===== Extracto de la página =====
El tercer día de nuestra estancia
en Plasencia amaneció lluvioso, como ya sabíamos de antemano. Desde el balcón de
nuestra habitación se adivinaban a lo lejos las cumbres de la cordillera cubiertas por una espesa
cortina de agua. Durante el desayuno, momento en que solemos tomar las
decisiones conjuntas, nos propusimos no movernos por ahora de la ciudad, hacer
una ronda de visitas a algunas de las numerosas iglesias y palacios monumentales
del lugar y, a medida que fuera avanzando el día, decidir algún plan alternativo
al inicialmente previsto, que no implicara ni alejarnos demasiado ni subir a los montes.
Nada más salir del parador, nos
topamos con la iglesia de San Nicolas, con su majestuosa fachada románico-tardía.
Entramos y, sin darnos tiempo a reaccionar, un individuo de aspecto mojigato, que
se identificó como el sacristán de aquel lugar, nos abordó por sorpresa. Sin que le hubiéramos dado la venia, empezó a explicarnos los pormenores del templo, obligándonos a seguir
un itinerario predeterminado y advirtiéndonos de que él nos indicaría los mejores
ángulos para hacer fotografías. Mi acendrado respeto al ser humano, sea de la
condición que sea, no me dejó cortar su iniciativa hasta pasados unos cinco
minutos de oír torpes explicaciones y anécdotas insustanciales, una retahila de sandeces que salían de su boca como las tablas de multiplicar de la de los párvulos. Al cabo de un rato puse fin a la perorata y nos
libramos de él. Su despedida consistió en señalarnos el cepillo, no fuera el escolano a quedarse sin su merecida compensación económica.
===== Registros proporcionados =====
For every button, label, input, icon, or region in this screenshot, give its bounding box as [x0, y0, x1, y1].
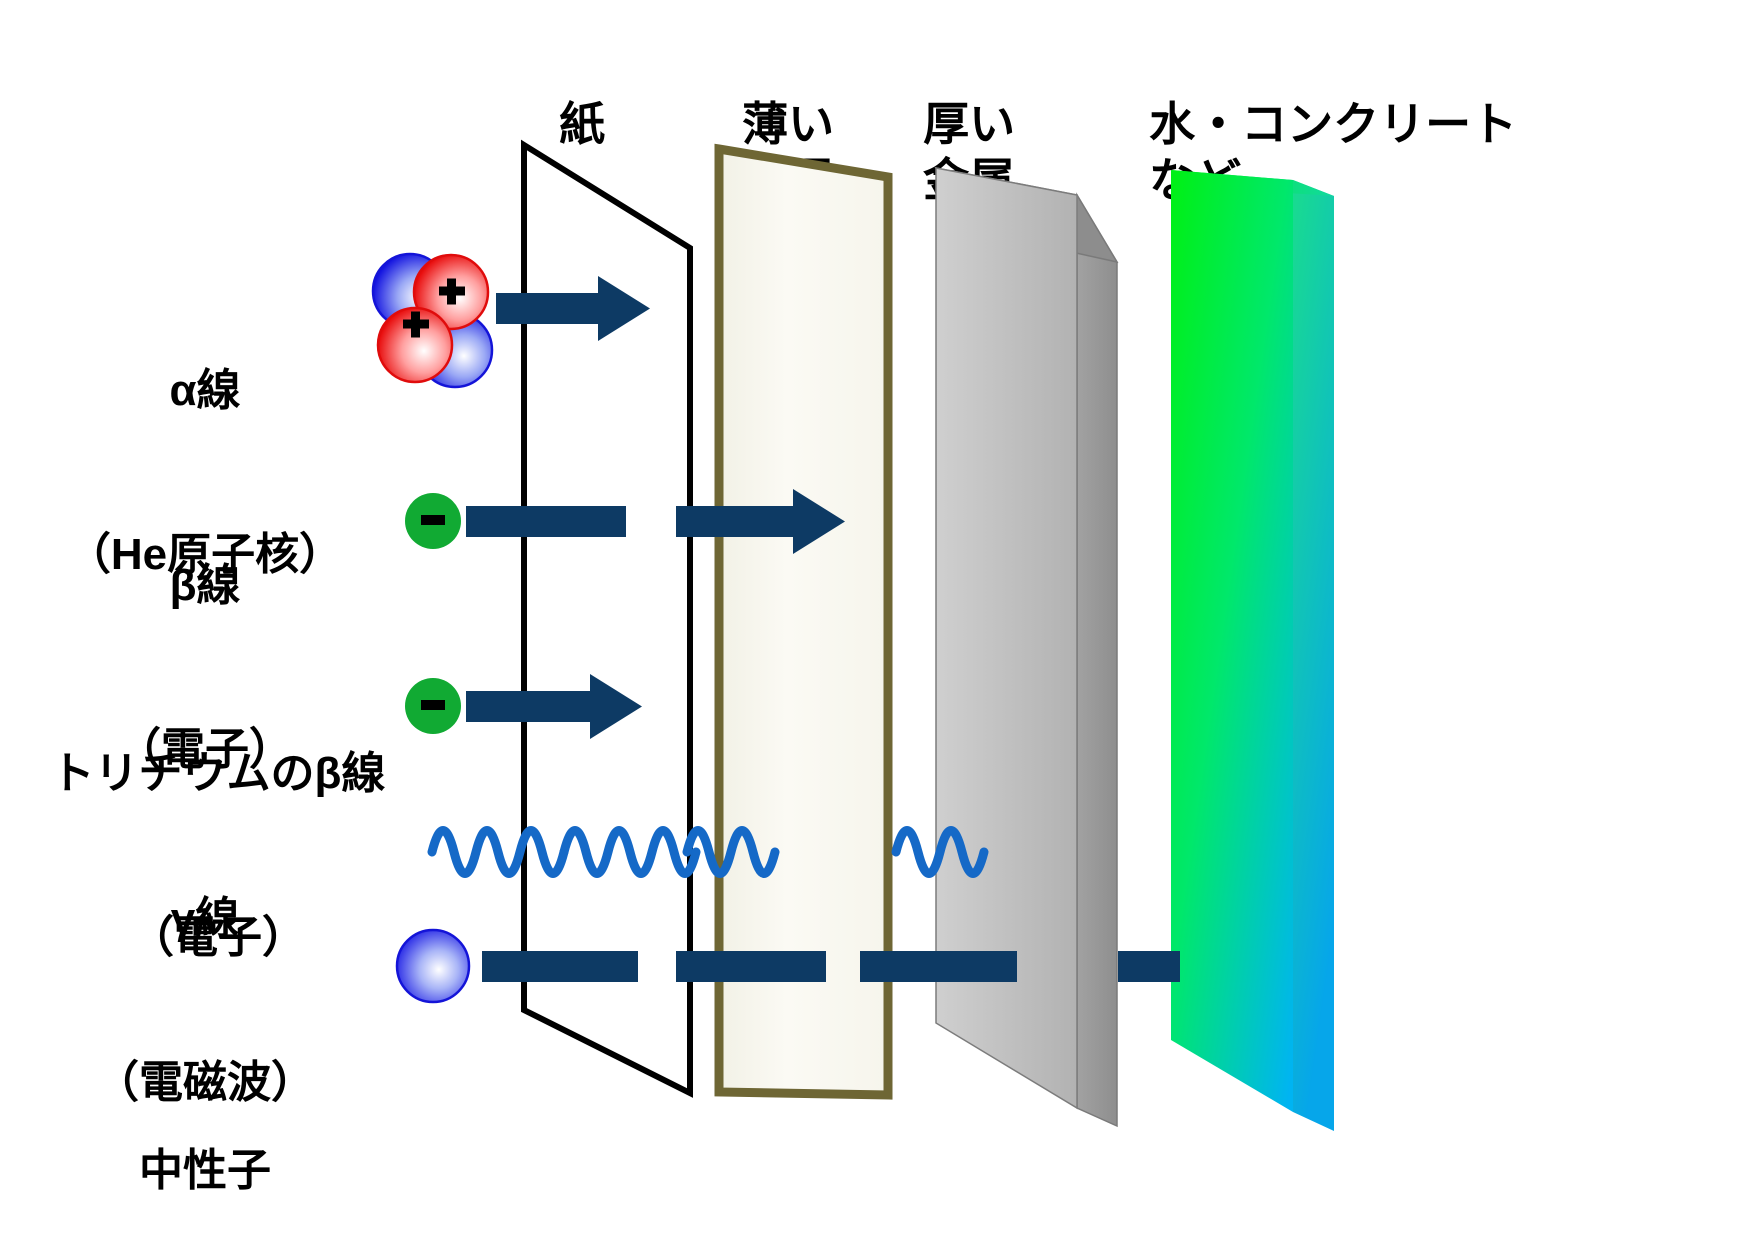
neutron-arrow-shaft-2 — [676, 951, 826, 982]
tritium-beta-particle-electron — [405, 678, 461, 734]
beta-particle-electron — [405, 493, 461, 549]
neutron-arrow-shaft-3 — [860, 951, 1017, 982]
beta-arrow-shaft-1 — [466, 506, 626, 537]
thick-metal-side — [1077, 195, 1117, 1126]
diagram-graphics — [0, 0, 1737, 1257]
ray-gamma — [432, 831, 984, 874]
tritium-beta-arrow-shaft — [466, 691, 598, 722]
alpha-particle-helium-nucleus — [373, 254, 492, 387]
water-concrete-side — [1293, 180, 1334, 1131]
beta-arrow-segment-1 — [466, 506, 626, 537]
beta-arrow-shaft-2 — [676, 506, 802, 537]
tritium-beta-electron-minus-icon — [421, 700, 445, 710]
neutron-arrow-shaft-1 — [482, 951, 638, 982]
barrier-thick-metal — [936, 168, 1117, 1126]
alpha-arrow-shaft — [496, 293, 606, 324]
neutron-particle-sphere — [397, 930, 469, 1002]
water-concrete-face — [1171, 170, 1293, 1112]
neutron-arrow-shaft-4 — [1118, 951, 1180, 982]
radiation-penetration-diagram: 紙 薄い 金属 厚い 金属 水・コンクリート など α線 （He原子核） β線 … — [0, 0, 1737, 1257]
beta-electron-minus-icon — [421, 515, 445, 525]
barrier-water-concrete — [1171, 170, 1334, 1131]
=====
Ejercicio escrito 1 ▸ En el relato del viaje a Plasencia, ¿qué les señaló el sacristán como despedida?
Ejercicio escrito 2 ▸ Transcribe del relato del viaje a Plasencia el pasaje que comienza en "El tercer día" y termina en "majestuosa fachada románico-tardía.".
Ejercicio escrito 3 ▸ Retoma el relato del viaje a Plasencia a partir de su última oración y continúalo.

Resultado final 1 ▸ Les señaló el cepillo.

Resultado final 2 ▸
El tercer día de nuestra estancia
en Plasencia amaneció lluvioso, como ya sabíamos de antemano. Desde el balcón de
nuestra habitación se adivinaban a lo lejos las cumbres de la cordillera cubiertas por una espesa
cortina de agua. Durante el desayuno, momento en que solemos tomar las
decisiones conjuntas, nos propusimos no movernos por ahora de la ciudad, hacer
una ronda de visitas a algunas de las numerosas iglesias y palacios monumentales
del lugar y, a medida que fuera avanzando el día, decidir algún plan alternativo
al inicialmente previsto, que no implicara ni alejarnos demasiado ni subir a los montes.
Nada más salir del parador, nos
topamos con la iglesia de San Nicolas, con su majestuosa fachada románico-tardía.

Resultado final 3 ▸
Poco después, ya en las catedrales,
nos encontramos con una exposición de las llamadas “Edades del hombre”,
organizada en este caso por la diócesis de Plasencia. La recorrimos durante más
de una hora, aunque este tipo de exhibiciones de los tesoros y riquezas acumuladas por la
Iglesia a lo largo del tiempo no sean demasiado de mi interés. En una capilla habilitada a tal efecto contemplamos un
vídeo en el que, entre otros temas, se explicaban las razones que motivaron el
Concilio de Trento. Una voz engolada contaba que, ante el cisma luterano, el papa
se vio obligado a reforzar su autoridad. Como consecuencia, se decidió que, a partir de ese
momento, el único con capacidad para interpretar las Sagradas Escrituras sería
el pontífice de Roma. Cualquier incumplimiento de esta norma sería castigado
por la Santa Inquisición. Eficaz medida, pensé, para evitar que los fieles
utilicen la razón y se desvíen del conveniente sendero.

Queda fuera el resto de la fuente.